## WHAT TO WORK ON:
All entries must be repeated exactly; do not include the pictures.

## Data records:

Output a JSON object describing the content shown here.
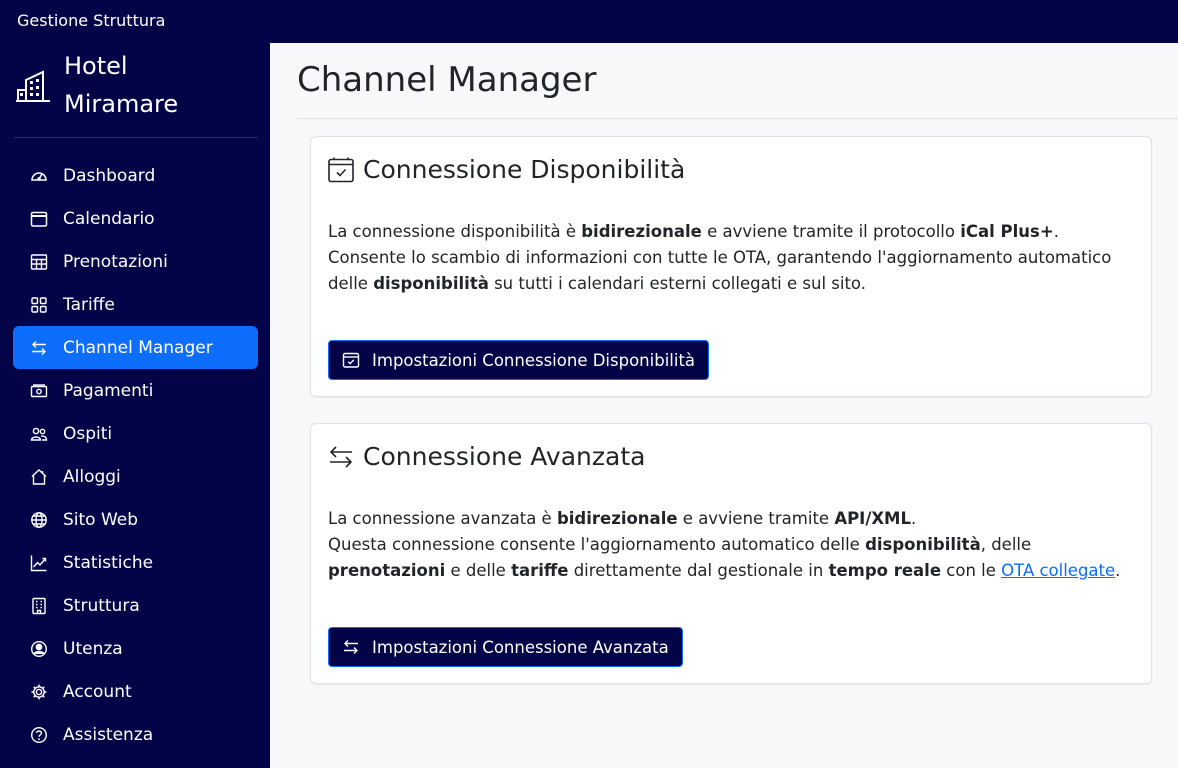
{
  "topbar": {
    "brand": "Gestione Struttura"
  },
  "sidebar": {
    "hotel_name": "Hotel Miramare",
    "items": [
      {
        "label": "Dashboard",
        "icon": "speedometer-icon"
      },
      {
        "label": "Calendario",
        "icon": "calendar-icon"
      },
      {
        "label": "Prenotazioni",
        "icon": "table-icon"
      },
      {
        "label": "Tariffe",
        "icon": "grid-icon"
      },
      {
        "label": "Channel Manager",
        "icon": "arrows-exchange-icon",
        "active": true
      },
      {
        "label": "Pagamenti",
        "icon": "cash-icon"
      },
      {
        "label": "Ospiti",
        "icon": "people-icon"
      },
      {
        "label": "Alloggi",
        "icon": "house-icon"
      },
      {
        "label": "Sito Web",
        "icon": "globe-icon"
      },
      {
        "label": "Statistiche",
        "icon": "graph-up-icon"
      },
      {
        "label": "Struttura",
        "icon": "building-icon"
      },
      {
        "label": "Utenza",
        "icon": "person-circle-icon"
      },
      {
        "label": "Account",
        "icon": "gear-icon"
      },
      {
        "label": "Assistenza",
        "icon": "question-circle-icon"
      }
    ]
  },
  "main": {
    "title": "Channel Manager",
    "cards": [
      {
        "title": "Connessione Disponibilità",
        "icon": "calendar-check-icon",
        "p1_a": "La connessione disponibilità è ",
        "p1_b": "bidirezionale",
        "p1_c": " e avviene tramite il protocollo ",
        "p1_d": "iCal Plus+",
        "p1_e": ".",
        "p2_a": "Consente lo scambio di informazioni con tutte le OTA, garantendo l'aggiornamento automatico delle ",
        "p2_b": "disponibilità",
        "p2_c": " su tutti i calendari esterni collegati e sul sito.",
        "button": "Impostazioni Connessione Disponibilità"
      },
      {
        "title": "Connessione Avanzata",
        "icon": "arrows-exchange-icon",
        "p1_a": "La connessione avanzata è ",
        "p1_b": "bidirezionale",
        "p1_c": " e avviene tramite ",
        "p1_d": "API/XML",
        "p1_e": ".",
        "p2_a": "Questa connessione consente l'aggiornamento automatico delle ",
        "p2_b": "disponibilità",
        "p2_c": ", delle ",
        "p2_d": "prenotazioni",
        "p2_e": " e delle ",
        "p2_f": "tariffe",
        "p2_g": " direttamente dal gestionale in ",
        "p2_h": "tempo reale",
        "p2_i": " con le ",
        "p2_link": "OTA collegate",
        "p2_j": ".",
        "button": "Impostazioni Connessione Avanzata"
      }
    ]
  },
  "colors": {
    "navy": "#030348",
    "active": "#0d6efd",
    "link": "#0d6efd"
  }
}
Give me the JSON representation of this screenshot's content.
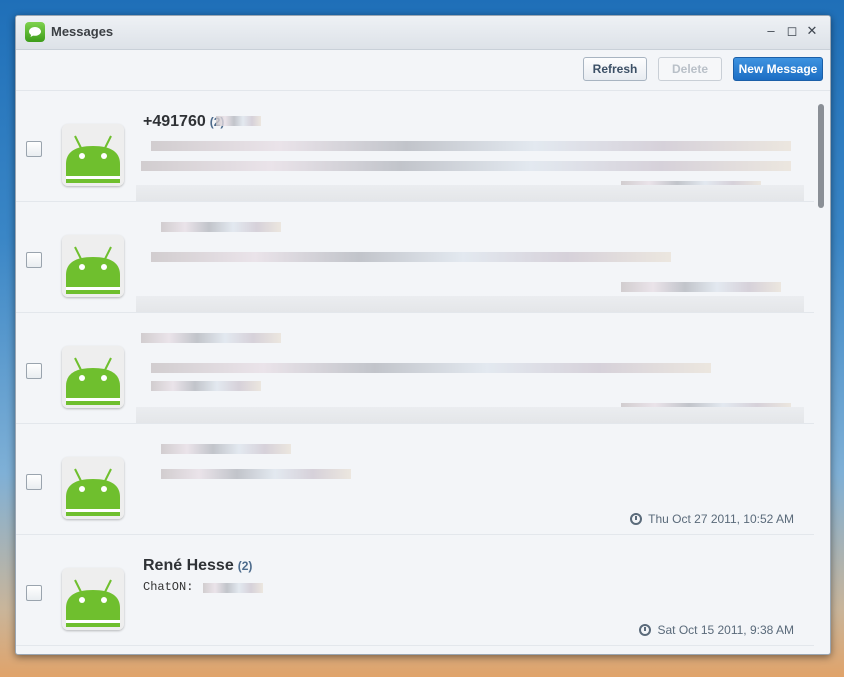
{
  "window": {
    "title": "Messages"
  },
  "toolbar": {
    "refresh": "Refresh",
    "delete": "Delete",
    "new_message": "New Message"
  },
  "messages": [
    {
      "sender": "+491760",
      "count": "(2)",
      "preview": "",
      "timestamp": ""
    },
    {
      "sender": "",
      "count": "",
      "preview": "",
      "timestamp": ""
    },
    {
      "sender": "",
      "count": "",
      "preview": "",
      "timestamp": ""
    },
    {
      "sender": "",
      "count": "",
      "preview": "",
      "timestamp": "Thu Oct 27 2011, 10:52 AM"
    },
    {
      "sender": "René Hesse",
      "count": "(2)",
      "preview": "ChatON:",
      "timestamp": "Sat Oct 15 2011, 9:38 AM"
    }
  ]
}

## EXERCISE OUTPUT:
Output a JSON object describing the content shown here.
{
  "topbar": {
    "brand": "Gestione Struttura"
  },
  "sidebar": {
    "hotel_name": "Hotel Miramare",
    "items": [
      {
        "label": "Dashboard",
        "icon": "speedometer-icon"
      },
      {
        "label": "Calendario",
        "icon": "calendar-icon"
      },
      {
        "label": "Prenotazioni",
        "icon": "table-icon"
      },
      {
        "label": "Tariffe",
        "icon": "grid-icon"
      },
      {
        "label": "Channel Manager",
        "icon": "arrows-exchange-icon",
        "active": true
      },
      {
        "label": "Pagamenti",
        "icon": "cash-icon"
      },
      {
        "label": "Ospiti",
        "icon": "people-icon"
      },
      {
        "label": "Alloggi",
        "icon": "house-icon"
      },
      {
        "label": "Sito Web",
        "icon": "globe-icon"
      },
      {
        "label": "Statistiche",
        "icon": "graph-up-icon"
      },
      {
        "label": "Struttura",
        "icon": "building-icon"
      },
      {
        "label": "Utenza",
        "icon": "person-circle-icon"
      },
      {
        "label": "Account",
        "icon": "gear-icon"
      },
      {
        "label": "Assistenza",
        "icon": "question-circle-icon"
      }
    ]
  },
  "main": {
    "title": "Channel Manager",
    "cards": [
      {
        "title": "Connessione Disponibilità",
        "icon": "calendar-check-icon",
        "p1_a": "La connessione disponibilità è ",
        "p1_b": "bidirezionale",
        "p1_c": " e avviene tramite il protocollo ",
        "p1_d": "iCal Plus+",
        "p1_e": ".",
        "p2_a": "Consente lo scambio di informazioni con tutte le OTA, garantendo l'aggiornamento automatico delle ",
        "p2_b": "disponibilità",
        "p2_c": " su tutti i calendari esterni collegati e sul sito.",
        "button": "Impostazioni Connessione Disponibilità"
      },
      {
        "title": "Connessione Avanzata",
        "icon": "arrows-exchange-icon",
        "p1_a": "La connessione avanzata è ",
        "p1_b": "bidirezionale",
        "p1_c": " e avviene tramite ",
        "p1_d": "API/XML",
        "p1_e": ".",
        "p2_a": "Questa connessione consente l'aggiornamento automatico delle ",
        "p2_b": "disponibilità",
        "p2_c": ", delle ",
        "p2_d": "prenotazioni",
        "p2_e": " e delle ",
        "p2_f": "tariffe",
        "p2_g": " direttamente dal gestionale in ",
        "p2_h": "tempo reale",
        "p2_i": " con le ",
        "p2_link": "OTA collegate",
        "p2_j": ".",
        "button": "Impostazioni Connessione Avanzata"
      }
    ]
  },
  "colors": {
    "navy": "#030348",
    "active": "#0d6efd",
    "link": "#0d6efd"
  }
}
Give me the JSON representation of this screenshot's content.
{
  "window": {
    "title": "Messages"
  },
  "toolbar": {
    "refresh": "Refresh",
    "delete": "Delete",
    "new_message": "New Message"
  },
  "messages": [
    {
      "sender": "+491760",
      "count": "(2)",
      "preview": "",
      "timestamp": ""
    },
    {
      "sender": "",
      "count": "",
      "preview": "",
      "timestamp": ""
    },
    {
      "sender": "",
      "count": "",
      "preview": "",
      "timestamp": ""
    },
    {
      "sender": "",
      "count": "",
      "preview": "",
      "timestamp": "Thu Oct 27 2011, 10:52 AM"
    },
    {
      "sender": "René Hesse",
      "count": "(2)",
      "preview": "ChatON:",
      "timestamp": "Sat Oct 15 2011, 9:38 AM"
    }
  ]
}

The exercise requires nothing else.